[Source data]
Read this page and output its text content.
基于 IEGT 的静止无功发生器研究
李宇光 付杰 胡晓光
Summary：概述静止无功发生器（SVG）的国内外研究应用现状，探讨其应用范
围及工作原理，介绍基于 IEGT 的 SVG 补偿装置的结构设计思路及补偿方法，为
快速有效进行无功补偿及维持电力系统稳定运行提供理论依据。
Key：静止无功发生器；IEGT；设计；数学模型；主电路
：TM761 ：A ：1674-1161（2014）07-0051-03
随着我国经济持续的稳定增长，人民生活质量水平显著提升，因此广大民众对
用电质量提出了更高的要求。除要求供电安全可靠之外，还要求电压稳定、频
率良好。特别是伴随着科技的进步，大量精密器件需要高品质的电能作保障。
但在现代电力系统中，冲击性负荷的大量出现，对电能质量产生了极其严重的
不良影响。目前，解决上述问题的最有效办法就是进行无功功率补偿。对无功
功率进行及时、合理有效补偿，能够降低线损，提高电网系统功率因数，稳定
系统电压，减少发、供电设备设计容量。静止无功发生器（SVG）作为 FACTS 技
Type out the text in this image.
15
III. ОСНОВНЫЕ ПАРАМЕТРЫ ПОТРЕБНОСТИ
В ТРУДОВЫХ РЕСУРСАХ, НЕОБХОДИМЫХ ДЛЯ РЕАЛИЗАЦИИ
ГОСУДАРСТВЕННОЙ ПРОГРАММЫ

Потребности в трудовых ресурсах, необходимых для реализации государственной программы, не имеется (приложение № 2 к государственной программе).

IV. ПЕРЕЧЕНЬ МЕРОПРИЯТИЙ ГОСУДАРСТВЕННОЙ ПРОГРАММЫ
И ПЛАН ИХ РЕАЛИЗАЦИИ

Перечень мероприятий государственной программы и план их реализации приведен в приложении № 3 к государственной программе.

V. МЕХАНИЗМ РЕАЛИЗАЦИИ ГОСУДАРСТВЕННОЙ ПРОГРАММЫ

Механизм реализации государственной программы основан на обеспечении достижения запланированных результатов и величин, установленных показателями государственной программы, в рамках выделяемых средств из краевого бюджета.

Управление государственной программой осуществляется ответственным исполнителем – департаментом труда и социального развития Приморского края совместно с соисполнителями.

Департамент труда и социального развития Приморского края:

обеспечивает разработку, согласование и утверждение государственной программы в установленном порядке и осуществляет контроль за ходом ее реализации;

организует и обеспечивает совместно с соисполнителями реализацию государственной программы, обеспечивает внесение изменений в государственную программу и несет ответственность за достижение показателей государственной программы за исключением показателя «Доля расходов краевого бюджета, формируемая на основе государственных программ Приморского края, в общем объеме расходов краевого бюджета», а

→ Exercise directions: From the data above, copy out every line with the string "развития" in it.

→ Task output:
Управление государственной программой осуществляется ответственным исполнителем – департаментом труда и социального развития Приморского края совместно с соисполнителями.
Департамент труда и социального развития Приморского края:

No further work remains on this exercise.